### Work to do
For the data that follows, report how many lines contain the word "paper", and nothing else.

### Rows
━━━━

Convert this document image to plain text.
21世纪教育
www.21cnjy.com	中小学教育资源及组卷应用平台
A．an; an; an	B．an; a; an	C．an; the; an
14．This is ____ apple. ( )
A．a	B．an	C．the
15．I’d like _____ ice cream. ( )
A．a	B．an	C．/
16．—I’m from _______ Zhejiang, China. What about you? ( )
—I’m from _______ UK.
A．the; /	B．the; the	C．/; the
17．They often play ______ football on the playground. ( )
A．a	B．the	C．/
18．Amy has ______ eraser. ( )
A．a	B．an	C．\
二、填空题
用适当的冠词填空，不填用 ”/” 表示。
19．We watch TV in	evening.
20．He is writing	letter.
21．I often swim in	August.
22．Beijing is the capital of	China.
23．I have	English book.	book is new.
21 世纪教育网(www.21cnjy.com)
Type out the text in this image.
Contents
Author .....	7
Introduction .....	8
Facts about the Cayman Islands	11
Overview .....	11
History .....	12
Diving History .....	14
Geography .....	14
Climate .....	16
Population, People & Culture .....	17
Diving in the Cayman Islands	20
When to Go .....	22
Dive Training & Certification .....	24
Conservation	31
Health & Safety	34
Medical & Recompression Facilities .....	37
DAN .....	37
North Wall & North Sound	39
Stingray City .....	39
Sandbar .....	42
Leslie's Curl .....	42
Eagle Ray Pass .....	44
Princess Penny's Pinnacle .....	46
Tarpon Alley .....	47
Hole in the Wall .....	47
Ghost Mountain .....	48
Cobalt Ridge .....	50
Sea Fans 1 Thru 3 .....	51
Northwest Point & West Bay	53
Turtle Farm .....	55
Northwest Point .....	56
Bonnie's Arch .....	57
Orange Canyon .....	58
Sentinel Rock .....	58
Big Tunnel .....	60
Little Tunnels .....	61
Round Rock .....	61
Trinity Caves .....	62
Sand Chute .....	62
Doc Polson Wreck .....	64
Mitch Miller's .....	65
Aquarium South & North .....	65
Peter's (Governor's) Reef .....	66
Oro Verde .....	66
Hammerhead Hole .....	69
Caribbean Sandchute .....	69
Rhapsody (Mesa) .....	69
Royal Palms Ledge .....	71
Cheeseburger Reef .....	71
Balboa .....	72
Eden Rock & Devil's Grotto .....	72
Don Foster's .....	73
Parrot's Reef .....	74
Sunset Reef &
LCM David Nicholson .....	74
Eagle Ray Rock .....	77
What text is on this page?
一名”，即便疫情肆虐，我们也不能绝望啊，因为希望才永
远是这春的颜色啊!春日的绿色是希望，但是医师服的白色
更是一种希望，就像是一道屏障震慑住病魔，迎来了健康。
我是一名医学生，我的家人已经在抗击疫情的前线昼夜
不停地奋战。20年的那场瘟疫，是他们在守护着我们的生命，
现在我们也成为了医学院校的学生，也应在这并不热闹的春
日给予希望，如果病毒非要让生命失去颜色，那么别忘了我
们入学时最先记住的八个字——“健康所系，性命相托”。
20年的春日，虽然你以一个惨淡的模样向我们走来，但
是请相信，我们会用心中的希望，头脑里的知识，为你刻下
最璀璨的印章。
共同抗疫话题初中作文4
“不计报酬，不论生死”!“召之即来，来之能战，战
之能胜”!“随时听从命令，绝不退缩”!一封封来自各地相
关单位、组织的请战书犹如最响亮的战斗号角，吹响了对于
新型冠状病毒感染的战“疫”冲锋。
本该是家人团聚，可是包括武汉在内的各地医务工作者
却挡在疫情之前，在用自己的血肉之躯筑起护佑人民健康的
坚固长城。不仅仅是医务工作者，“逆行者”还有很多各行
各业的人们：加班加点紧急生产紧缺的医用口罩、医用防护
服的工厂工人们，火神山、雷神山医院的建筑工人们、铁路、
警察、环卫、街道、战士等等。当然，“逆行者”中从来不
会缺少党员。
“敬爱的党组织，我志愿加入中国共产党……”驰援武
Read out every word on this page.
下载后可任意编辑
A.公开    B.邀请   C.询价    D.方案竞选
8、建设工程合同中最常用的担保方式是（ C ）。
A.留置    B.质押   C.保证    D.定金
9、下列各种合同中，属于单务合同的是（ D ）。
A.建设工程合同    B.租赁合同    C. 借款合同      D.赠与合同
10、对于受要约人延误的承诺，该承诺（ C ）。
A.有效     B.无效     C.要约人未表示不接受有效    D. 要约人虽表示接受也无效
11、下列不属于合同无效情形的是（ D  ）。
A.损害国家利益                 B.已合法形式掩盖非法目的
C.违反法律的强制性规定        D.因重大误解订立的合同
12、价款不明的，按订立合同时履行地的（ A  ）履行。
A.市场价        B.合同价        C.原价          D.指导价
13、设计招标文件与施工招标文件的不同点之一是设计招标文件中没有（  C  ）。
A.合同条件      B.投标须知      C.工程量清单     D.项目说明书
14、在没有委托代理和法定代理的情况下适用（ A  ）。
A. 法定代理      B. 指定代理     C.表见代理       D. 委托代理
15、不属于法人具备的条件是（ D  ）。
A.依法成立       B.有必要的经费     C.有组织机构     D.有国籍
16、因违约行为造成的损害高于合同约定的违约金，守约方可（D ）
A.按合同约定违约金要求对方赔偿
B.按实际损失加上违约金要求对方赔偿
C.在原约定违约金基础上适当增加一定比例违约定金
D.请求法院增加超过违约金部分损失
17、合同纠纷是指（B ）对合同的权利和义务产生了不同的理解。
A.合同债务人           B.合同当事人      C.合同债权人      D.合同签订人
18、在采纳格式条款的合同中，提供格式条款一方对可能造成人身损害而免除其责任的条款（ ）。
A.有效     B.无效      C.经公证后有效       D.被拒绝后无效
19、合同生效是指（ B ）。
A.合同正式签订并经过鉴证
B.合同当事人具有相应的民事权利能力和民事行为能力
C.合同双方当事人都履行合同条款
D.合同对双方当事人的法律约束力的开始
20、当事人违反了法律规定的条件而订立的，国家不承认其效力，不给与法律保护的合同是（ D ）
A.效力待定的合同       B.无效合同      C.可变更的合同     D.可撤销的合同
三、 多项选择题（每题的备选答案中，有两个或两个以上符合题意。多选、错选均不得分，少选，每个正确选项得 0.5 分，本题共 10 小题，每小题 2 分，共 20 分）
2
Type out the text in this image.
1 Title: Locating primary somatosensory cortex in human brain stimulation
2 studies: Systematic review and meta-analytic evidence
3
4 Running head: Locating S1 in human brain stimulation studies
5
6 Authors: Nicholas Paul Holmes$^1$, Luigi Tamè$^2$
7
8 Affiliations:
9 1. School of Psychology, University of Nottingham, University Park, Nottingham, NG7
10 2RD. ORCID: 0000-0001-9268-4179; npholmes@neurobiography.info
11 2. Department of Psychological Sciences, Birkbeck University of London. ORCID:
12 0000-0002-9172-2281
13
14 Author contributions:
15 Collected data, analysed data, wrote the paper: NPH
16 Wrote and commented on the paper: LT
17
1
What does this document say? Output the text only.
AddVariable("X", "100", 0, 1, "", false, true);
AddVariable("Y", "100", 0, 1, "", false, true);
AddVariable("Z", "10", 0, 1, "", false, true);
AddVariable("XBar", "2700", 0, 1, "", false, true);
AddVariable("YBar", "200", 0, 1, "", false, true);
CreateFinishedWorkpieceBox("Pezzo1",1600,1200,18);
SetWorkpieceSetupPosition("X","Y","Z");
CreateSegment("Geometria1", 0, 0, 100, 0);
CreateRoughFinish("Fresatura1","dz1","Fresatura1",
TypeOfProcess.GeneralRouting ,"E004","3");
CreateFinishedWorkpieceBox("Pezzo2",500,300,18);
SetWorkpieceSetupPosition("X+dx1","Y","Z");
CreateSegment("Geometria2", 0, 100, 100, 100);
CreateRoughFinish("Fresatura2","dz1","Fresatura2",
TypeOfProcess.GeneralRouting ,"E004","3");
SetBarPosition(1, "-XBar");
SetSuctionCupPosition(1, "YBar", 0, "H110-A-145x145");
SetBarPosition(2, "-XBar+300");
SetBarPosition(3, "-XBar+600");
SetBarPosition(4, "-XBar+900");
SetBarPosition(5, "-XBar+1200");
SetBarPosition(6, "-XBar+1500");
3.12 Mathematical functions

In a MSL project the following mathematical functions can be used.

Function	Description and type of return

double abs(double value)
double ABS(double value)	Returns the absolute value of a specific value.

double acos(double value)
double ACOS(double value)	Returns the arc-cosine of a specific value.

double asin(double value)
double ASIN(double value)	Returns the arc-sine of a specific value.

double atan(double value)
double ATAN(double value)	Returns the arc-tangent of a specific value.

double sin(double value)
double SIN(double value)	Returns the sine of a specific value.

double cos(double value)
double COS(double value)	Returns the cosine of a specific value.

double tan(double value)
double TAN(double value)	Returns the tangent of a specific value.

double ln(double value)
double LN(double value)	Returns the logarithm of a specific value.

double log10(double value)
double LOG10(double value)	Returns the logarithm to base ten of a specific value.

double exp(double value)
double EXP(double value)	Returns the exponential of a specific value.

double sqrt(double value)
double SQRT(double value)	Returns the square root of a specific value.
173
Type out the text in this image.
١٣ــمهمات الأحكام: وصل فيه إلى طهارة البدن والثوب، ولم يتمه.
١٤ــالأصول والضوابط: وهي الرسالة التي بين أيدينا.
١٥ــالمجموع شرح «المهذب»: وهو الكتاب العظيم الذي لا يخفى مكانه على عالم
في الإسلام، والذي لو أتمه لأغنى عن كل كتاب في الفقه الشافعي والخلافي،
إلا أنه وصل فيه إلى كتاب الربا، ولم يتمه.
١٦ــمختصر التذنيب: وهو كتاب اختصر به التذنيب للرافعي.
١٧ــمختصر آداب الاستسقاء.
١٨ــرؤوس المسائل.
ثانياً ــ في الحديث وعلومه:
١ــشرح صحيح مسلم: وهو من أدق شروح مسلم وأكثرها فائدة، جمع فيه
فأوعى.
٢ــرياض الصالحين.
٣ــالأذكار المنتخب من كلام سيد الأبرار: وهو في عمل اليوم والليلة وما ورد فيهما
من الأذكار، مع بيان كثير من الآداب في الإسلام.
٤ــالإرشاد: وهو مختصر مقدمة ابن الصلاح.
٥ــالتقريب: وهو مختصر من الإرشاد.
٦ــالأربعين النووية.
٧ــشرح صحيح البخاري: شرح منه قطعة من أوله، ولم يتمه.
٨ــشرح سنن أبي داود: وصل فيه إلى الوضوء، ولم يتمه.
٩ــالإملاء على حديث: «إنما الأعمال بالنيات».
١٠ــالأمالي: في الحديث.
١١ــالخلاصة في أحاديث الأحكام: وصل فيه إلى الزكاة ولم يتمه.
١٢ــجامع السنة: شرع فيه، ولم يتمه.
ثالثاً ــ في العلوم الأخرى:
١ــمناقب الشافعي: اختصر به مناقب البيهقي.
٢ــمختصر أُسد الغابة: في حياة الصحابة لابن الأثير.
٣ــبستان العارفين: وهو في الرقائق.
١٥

━━━━

### Reply
2